# Figure data in JSON:
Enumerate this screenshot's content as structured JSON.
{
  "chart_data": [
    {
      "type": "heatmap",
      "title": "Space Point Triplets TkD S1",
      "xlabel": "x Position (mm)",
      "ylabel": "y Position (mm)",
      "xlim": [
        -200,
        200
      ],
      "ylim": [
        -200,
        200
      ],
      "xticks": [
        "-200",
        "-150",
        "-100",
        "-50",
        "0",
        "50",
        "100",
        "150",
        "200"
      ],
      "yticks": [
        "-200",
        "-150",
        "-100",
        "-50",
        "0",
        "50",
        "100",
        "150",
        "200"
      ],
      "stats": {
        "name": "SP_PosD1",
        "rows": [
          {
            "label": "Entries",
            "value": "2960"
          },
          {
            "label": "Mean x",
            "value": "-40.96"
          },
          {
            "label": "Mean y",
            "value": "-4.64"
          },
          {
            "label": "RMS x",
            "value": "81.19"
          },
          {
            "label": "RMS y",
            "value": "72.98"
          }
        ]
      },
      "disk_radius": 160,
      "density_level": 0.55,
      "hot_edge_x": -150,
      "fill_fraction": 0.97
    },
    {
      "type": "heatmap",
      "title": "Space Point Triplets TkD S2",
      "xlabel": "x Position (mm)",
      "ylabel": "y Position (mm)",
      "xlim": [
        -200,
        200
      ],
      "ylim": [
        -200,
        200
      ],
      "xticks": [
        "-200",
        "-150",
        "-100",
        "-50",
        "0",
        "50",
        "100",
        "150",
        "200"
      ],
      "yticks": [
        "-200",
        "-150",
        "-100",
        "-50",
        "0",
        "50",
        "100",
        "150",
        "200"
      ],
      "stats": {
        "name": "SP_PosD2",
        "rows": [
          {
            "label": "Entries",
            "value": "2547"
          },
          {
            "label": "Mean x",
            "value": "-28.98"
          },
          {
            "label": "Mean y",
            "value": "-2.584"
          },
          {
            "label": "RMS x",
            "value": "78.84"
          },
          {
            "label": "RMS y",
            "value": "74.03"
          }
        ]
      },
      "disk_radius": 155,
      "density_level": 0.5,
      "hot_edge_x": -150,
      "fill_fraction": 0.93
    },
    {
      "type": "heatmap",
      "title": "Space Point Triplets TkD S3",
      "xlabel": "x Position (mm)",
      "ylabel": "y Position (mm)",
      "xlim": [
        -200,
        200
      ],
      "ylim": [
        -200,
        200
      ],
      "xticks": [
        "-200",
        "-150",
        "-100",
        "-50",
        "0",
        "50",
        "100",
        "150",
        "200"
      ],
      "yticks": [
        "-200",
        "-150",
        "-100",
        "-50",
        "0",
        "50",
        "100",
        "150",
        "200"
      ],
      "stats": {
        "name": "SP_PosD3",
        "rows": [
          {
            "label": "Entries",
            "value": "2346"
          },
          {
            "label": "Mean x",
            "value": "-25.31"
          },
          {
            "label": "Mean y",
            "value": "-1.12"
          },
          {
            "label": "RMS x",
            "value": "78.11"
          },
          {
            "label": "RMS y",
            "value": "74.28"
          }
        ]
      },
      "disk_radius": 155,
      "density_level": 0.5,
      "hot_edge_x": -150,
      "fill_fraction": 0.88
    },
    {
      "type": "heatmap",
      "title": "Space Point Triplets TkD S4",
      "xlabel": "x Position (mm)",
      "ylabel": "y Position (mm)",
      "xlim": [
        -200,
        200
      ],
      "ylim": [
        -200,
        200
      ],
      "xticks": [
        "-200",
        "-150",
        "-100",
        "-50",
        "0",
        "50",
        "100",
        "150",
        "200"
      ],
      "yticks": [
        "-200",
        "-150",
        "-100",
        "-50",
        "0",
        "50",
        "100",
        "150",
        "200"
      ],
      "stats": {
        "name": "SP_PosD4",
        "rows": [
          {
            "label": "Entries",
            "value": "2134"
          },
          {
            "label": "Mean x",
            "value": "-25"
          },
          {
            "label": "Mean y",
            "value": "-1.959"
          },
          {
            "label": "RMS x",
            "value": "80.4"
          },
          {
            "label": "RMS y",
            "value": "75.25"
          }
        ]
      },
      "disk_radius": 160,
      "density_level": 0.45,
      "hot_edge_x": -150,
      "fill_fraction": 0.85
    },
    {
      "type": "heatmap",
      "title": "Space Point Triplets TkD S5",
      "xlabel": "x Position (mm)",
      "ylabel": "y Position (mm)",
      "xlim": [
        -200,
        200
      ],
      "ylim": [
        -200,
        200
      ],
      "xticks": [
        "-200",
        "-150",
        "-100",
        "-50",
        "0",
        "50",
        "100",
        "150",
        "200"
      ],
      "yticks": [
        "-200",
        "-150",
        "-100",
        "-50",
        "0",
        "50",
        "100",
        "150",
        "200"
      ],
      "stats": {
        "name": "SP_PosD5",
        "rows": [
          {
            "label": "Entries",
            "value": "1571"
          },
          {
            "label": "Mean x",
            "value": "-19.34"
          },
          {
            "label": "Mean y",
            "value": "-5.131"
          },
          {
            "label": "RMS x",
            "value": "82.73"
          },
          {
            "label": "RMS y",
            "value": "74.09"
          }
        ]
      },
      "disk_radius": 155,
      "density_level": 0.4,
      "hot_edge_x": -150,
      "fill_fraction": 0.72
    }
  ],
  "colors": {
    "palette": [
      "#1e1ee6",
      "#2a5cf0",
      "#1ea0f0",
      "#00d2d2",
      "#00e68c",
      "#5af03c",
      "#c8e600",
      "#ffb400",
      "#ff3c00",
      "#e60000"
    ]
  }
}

# TASK DETAILS:
Write out the complete set of records exactly as given.

# REPLY TO THE TASK:
Enumerate this screenshot's content as structured JSON.
{
  "chart_data": [
    {
      "type": "heatmap",
      "title": "Space Point Triplets TkD S1",
      "xlabel": "x Position (mm)",
      "ylabel": "y Position (mm)",
      "xlim": [
        -200,
        200
      ],
      "ylim": [
        -200,
        200
      ],
      "xticks": [
        "-200",
        "-150",
        "-100",
        "-50",
        "0",
        "50",
        "100",
        "150",
        "200"
      ],
      "yticks": [
        "-200",
        "-150",
        "-100",
        "-50",
        "0",
        "50",
        "100",
        "150",
        "200"
      ],
      "stats": {
        "name": "SP_PosD1",
        "rows": [
          {
            "label": "Entries",
            "value": "2960"
          },
          {
            "label": "Mean x",
            "value": "-40.96"
          },
          {
            "label": "Mean y",
            "value": "-4.64"
          },
          {
            "label": "RMS x",
            "value": "81.19"
          },
          {
            "label": "RMS y",
            "value": "72.98"
          }
        ]
      },
      "disk_radius": 160,
      "density_level": 0.55,
      "hot_edge_x": -150,
      "fill_fraction": 0.97
    },
    {
      "type": "heatmap",
      "title": "Space Point Triplets TkD S2",
      "xlabel": "x Position (mm)",
      "ylabel": "y Position (mm)",
      "xlim": [
        -200,
        200
      ],
      "ylim": [
        -200,
        200
      ],
      "xticks": [
        "-200",
        "-150",
        "-100",
        "-50",
        "0",
        "50",
        "100",
        "150",
        "200"
      ],
      "yticks": [
        "-200",
        "-150",
        "-100",
        "-50",
        "0",
        "50",
        "100",
        "150",
        "200"
      ],
      "stats": {
        "name": "SP_PosD2",
        "rows": [
          {
            "label": "Entries",
            "value": "2547"
          },
          {
            "label": "Mean x",
            "value": "-28.98"
          },
          {
            "label": "Mean y",
            "value": "-2.584"
          },
          {
            "label": "RMS x",
            "value": "78.84"
          },
          {
            "label": "RMS y",
            "value": "74.03"
          }
        ]
      },
      "disk_radius": 155,
      "density_level": 0.5,
      "hot_edge_x": -150,
      "fill_fraction": 0.93
    },
    {
      "type": "heatmap",
      "title": "Space Point Triplets TkD S3",
      "xlabel": "x Position (mm)",
      "ylabel": "y Position (mm)",
      "xlim": [
        -200,
        200
      ],
      "ylim": [
        -200,
        200
      ],
      "xticks": [
        "-200",
        "-150",
        "-100",
        "-50",
        "0",
        "50",
        "100",
        "150",
        "200"
      ],
      "yticks": [
        "-200",
        "-150",
        "-100",
        "-50",
        "0",
        "50",
        "100",
        "150",
        "200"
      ],
      "stats": {
        "name": "SP_PosD3",
        "rows": [
          {
            "label": "Entries",
            "value": "2346"
          },
          {
            "label": "Mean x",
            "value": "-25.31"
          },
          {
            "label": "Mean y",
            "value": "-1.12"
          },
          {
            "label": "RMS x",
            "value": "78.11"
          },
          {
            "label": "RMS y",
            "value": "74.28"
          }
        ]
      },
      "disk_radius": 155,
      "density_level": 0.5,
      "hot_edge_x": -150,
      "fill_fraction": 0.88
    },
    {
      "type": "heatmap",
      "title": "Space Point Triplets TkD S4",
      "xlabel": "x Position (mm)",
      "ylabel": "y Position (mm)",
      "xlim": [
        -200,
        200
      ],
      "ylim": [
        -200,
        200
      ],
      "xticks": [
        "-200",
        "-150",
        "-100",
        "-50",
        "0",
        "50",
        "100",
        "150",
        "200"
      ],
      "yticks": [
        "-200",
        "-150",
        "-100",
        "-50",
        "0",
        "50",
        "100",
        "150",
        "200"
      ],
      "stats": {
        "name": "SP_PosD4",
        "rows": [
          {
            "label": "Entries",
            "value": "2134"
          },
          {
            "label": "Mean x",
            "value": "-25"
          },
          {
            "label": "Mean y",
            "value": "-1.959"
          },
          {
            "label": "RMS x",
            "value": "80.4"
          },
          {
            "label": "RMS y",
            "value": "75.25"
          }
        ]
      },
      "disk_radius": 160,
      "density_level": 0.45,
      "hot_edge_x": -150,
      "fill_fraction": 0.85
    },
    {
      "type": "heatmap",
      "title": "Space Point Triplets TkD S5",
      "xlabel": "x Position (mm)",
      "ylabel": "y Position (mm)",
      "xlim": [
        -200,
        200
      ],
      "ylim": [
        -200,
        200
      ],
      "xticks": [
        "-200",
        "-150",
        "-100",
        "-50",
        "0",
        "50",
        "100",
        "150",
        "200"
      ],
      "yticks": [
        "-200",
        "-150",
        "-100",
        "-50",
        "0",
        "50",
        "100",
        "150",
        "200"
      ],
      "stats": {
        "name": "SP_PosD5",
        "rows": [
          {
            "label": "Entries",
            "value": "1571"
          },
          {
            "label": "Mean x",
            "value": "-19.34"
          },
          {
            "label": "Mean y",
            "value": "-5.131"
          },
          {
            "label": "RMS x",
            "value": "82.73"
          },
          {
            "label": "RMS y",
            "value": "74.09"
          }
        ]
      },
      "disk_radius": 155,
      "density_level": 0.4,
      "hot_edge_x": -150,
      "fill_fraction": 0.72
    }
  ],
  "colors": {
    "palette": [
      "#1e1ee6",
      "#2a5cf0",
      "#1ea0f0",
      "#00d2d2",
      "#00e68c",
      "#5af03c",
      "#c8e600",
      "#ffb400",
      "#ff3c00",
      "#e60000"
    ]
  }
}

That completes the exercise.